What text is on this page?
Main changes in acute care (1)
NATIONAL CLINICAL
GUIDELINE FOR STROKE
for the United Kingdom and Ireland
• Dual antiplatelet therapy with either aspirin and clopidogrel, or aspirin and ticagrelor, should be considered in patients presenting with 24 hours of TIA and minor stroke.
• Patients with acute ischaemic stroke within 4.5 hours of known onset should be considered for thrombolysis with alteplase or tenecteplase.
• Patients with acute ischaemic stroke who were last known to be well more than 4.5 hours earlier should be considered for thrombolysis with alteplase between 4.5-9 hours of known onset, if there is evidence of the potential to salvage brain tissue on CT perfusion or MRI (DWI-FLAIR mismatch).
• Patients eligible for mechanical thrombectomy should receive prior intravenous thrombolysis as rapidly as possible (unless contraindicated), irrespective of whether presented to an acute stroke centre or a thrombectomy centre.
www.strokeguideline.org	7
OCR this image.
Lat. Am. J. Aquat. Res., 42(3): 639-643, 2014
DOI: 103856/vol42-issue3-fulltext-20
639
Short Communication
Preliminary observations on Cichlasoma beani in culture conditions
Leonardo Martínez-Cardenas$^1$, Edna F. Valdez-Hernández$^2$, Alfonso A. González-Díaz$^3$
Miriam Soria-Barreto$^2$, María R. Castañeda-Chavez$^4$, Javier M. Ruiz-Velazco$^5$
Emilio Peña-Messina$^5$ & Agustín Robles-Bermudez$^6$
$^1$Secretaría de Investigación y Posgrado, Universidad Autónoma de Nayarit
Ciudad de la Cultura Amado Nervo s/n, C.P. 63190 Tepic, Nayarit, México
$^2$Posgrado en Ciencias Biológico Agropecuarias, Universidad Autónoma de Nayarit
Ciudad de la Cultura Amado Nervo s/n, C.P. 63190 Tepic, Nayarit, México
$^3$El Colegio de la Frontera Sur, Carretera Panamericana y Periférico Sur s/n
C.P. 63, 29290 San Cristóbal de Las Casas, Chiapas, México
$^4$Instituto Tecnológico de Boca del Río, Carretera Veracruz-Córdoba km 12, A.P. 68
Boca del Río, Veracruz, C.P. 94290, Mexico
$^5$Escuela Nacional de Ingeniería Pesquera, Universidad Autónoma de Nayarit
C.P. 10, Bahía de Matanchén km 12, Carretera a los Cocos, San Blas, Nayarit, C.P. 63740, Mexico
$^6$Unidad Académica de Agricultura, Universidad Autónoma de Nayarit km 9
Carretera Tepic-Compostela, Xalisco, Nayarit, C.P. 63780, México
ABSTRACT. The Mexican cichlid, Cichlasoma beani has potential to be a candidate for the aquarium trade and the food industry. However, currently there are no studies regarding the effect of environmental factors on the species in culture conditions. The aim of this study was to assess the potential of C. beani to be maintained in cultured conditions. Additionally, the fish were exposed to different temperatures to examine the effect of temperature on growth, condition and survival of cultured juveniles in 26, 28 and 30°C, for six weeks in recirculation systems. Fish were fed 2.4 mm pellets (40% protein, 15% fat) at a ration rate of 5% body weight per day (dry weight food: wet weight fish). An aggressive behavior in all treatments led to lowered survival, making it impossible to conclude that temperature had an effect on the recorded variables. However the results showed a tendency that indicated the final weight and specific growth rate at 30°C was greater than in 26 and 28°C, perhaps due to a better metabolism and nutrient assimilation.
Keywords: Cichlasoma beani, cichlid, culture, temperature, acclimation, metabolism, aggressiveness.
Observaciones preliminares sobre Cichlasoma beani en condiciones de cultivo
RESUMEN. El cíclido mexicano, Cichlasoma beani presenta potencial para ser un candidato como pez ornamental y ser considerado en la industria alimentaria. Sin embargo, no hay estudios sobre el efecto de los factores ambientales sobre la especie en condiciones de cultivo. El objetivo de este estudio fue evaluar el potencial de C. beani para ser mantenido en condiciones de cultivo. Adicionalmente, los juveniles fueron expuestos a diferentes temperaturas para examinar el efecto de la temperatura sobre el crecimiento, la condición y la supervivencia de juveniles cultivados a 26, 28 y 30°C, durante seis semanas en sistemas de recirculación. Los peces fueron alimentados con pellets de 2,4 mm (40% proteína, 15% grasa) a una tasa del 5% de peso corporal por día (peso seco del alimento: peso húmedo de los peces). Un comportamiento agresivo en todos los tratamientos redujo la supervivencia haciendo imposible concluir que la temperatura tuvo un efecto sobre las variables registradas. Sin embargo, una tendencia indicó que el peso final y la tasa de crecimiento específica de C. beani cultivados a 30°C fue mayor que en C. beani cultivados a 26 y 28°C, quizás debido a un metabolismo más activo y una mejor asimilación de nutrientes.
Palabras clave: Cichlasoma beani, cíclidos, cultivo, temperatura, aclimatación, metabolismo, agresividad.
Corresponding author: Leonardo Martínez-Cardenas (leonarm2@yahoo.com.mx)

### Required work
Write out the full listing without altering anything.

### Expected answer
What text is on this page?
Main changes in acute care (1)
NATIONAL CLINICAL
GUIDELINE FOR STROKE
for the United Kingdom and Ireland
• Dual antiplatelet therapy with either aspirin and clopidogrel, or aspirin and ticagrelor, should be considered in patients presenting with 24 hours of TIA and minor stroke.
• Patients with acute ischaemic stroke within 4.5 hours of known onset should be considered for thrombolysis with alteplase or tenecteplase.
• Patients with acute ischaemic stroke who were last known to be well more than 4.5 hours earlier should be considered for thrombolysis with alteplase between 4.5-9 hours of known onset, if there is evidence of the potential to salvage brain tissue on CT perfusion or MRI (DWI-FLAIR mismatch).
• Patients eligible for mechanical thrombectomy should receive prior intravenous thrombolysis as rapidly as possible (unless contraindicated), irrespective of whether presented to an acute stroke centre or a thrombectomy centre.
www.strokeguideline.org	7
OCR this image.
Lat. Am. J. Aquat. Res., 42(3): 639-643, 2014
DOI: 103856/vol42-issue3-fulltext-20
639
Short Communication
Preliminary observations on Cichlasoma beani in culture conditions
Leonardo Martínez-Cardenas$^1$, Edna F. Valdez-Hernández$^2$, Alfonso A. González-Díaz$^3$
Miriam Soria-Barreto$^2$, María R. Castañeda-Chavez$^4$, Javier M. Ruiz-Velazco$^5$
Emilio Peña-Messina$^5$ & Agustín Robles-Bermudez$^6$
$^1$Secretaría de Investigación y Posgrado, Universidad Autónoma de Nayarit
Ciudad de la Cultura Amado Nervo s/n, C.P. 63190 Tepic, Nayarit, México
$^2$Posgrado en Ciencias Biológico Agropecuarias, Universidad Autónoma de Nayarit
Ciudad de la Cultura Amado Nervo s/n, C.P. 63190 Tepic, Nayarit, México
$^3$El Colegio de la Frontera Sur, Carretera Panamericana y Periférico Sur s/n
C.P. 63, 29290 San Cristóbal de Las Casas, Chiapas, México
$^4$Instituto Tecnológico de Boca del Río, Carretera Veracruz-Córdoba km 12, A.P. 68
Boca del Río, Veracruz, C.P. 94290, Mexico
$^5$Escuela Nacional de Ingeniería Pesquera, Universidad Autónoma de Nayarit
C.P. 10, Bahía de Matanchén km 12, Carretera a los Cocos, San Blas, Nayarit, C.P. 63740, Mexico
$^6$Unidad Académica de Agricultura, Universidad Autónoma de Nayarit km 9
Carretera Tepic-Compostela, Xalisco, Nayarit, C.P. 63780, México
ABSTRACT. The Mexican cichlid, Cichlasoma beani has potential to be a candidate for the aquarium trade and the food industry. However, currently there are no studies regarding the effect of environmental factors on the species in culture conditions. The aim of this study was to assess the potential of C. beani to be maintained in cultured conditions. Additionally, the fish were exposed to different temperatures to examine the effect of temperature on growth, condition and survival of cultured juveniles in 26, 28 and 30°C, for six weeks in recirculation systems. Fish were fed 2.4 mm pellets (40% protein, 15% fat) at a ration rate of 5% body weight per day (dry weight food: wet weight fish). An aggressive behavior in all treatments led to lowered survival, making it impossible to conclude that temperature had an effect on the recorded variables. However the results showed a tendency that indicated the final weight and specific growth rate at 30°C was greater than in 26 and 28°C, perhaps due to a better metabolism and nutrient assimilation.
Keywords: Cichlasoma beani, cichlid, culture, temperature, acclimation, metabolism, aggressiveness.
Observaciones preliminares sobre Cichlasoma beani en condiciones de cultivo
RESUMEN. El cíclido mexicano, Cichlasoma beani presenta potencial para ser un candidato como pez ornamental y ser considerado en la industria alimentaria. Sin embargo, no hay estudios sobre el efecto de los factores ambientales sobre la especie en condiciones de cultivo. El objetivo de este estudio fue evaluar el potencial de C. beani para ser mantenido en condiciones de cultivo. Adicionalmente, los juveniles fueron expuestos a diferentes temperaturas para examinar el efecto de la temperatura sobre el crecimiento, la condición y la supervivencia de juveniles cultivados a 26, 28 y 30°C, durante seis semanas en sistemas de recirculación. Los peces fueron alimentados con pellets de 2,4 mm (40% proteína, 15% grasa) a una tasa del 5% de peso corporal por día (peso seco del alimento: peso húmedo de los peces). Un comportamiento agresivo en todos los tratamientos redujo la supervivencia haciendo imposible concluir que la temperatura tuvo un efecto sobre las variables registradas. Sin embargo, una tendencia indicó que el peso final y la tasa de crecimiento específica de C. beani cultivados a 30°C fue mayor que en C. beani cultivados a 26 y 28°C, quizás debido a un metabolismo más activo y una mejor asimilación de nutrientes.
Palabras clave: Cichlasoma beani, cíclidos, cultivo, temperatura, aclimatación, metabolismo, agresividad.
Corresponding author: Leonardo Martínez-Cardenas (leonarm2@yahoo.com.mx)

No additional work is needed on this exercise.